*Written exercise*. Check each line of the records below for the word "marker" and copy those where it appears.

[begin Provided records]

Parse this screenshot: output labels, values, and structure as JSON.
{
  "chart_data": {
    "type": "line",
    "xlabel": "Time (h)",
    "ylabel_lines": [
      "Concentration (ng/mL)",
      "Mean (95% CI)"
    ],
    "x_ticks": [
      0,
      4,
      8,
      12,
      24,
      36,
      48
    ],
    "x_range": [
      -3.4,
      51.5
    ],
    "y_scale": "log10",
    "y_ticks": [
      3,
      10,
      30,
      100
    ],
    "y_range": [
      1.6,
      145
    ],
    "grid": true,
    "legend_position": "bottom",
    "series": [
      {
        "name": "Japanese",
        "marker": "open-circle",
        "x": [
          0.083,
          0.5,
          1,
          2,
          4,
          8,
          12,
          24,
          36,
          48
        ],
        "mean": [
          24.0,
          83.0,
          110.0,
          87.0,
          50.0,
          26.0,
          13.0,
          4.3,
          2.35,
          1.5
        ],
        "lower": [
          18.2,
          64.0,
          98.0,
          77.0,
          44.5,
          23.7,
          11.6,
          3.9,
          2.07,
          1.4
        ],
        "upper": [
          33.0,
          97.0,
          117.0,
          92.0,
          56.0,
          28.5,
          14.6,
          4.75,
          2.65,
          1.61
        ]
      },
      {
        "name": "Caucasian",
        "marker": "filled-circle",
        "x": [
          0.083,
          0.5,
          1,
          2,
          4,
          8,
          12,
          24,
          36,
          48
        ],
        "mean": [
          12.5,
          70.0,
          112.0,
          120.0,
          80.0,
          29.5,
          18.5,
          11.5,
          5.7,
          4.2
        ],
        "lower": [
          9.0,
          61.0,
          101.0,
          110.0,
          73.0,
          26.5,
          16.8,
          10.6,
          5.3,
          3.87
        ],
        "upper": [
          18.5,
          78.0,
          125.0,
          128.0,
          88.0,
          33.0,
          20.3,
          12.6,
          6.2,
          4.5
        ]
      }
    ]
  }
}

[end Provided records]

*Written solution*.
        "marker": "open-circle",
        "marker": "filled-circle",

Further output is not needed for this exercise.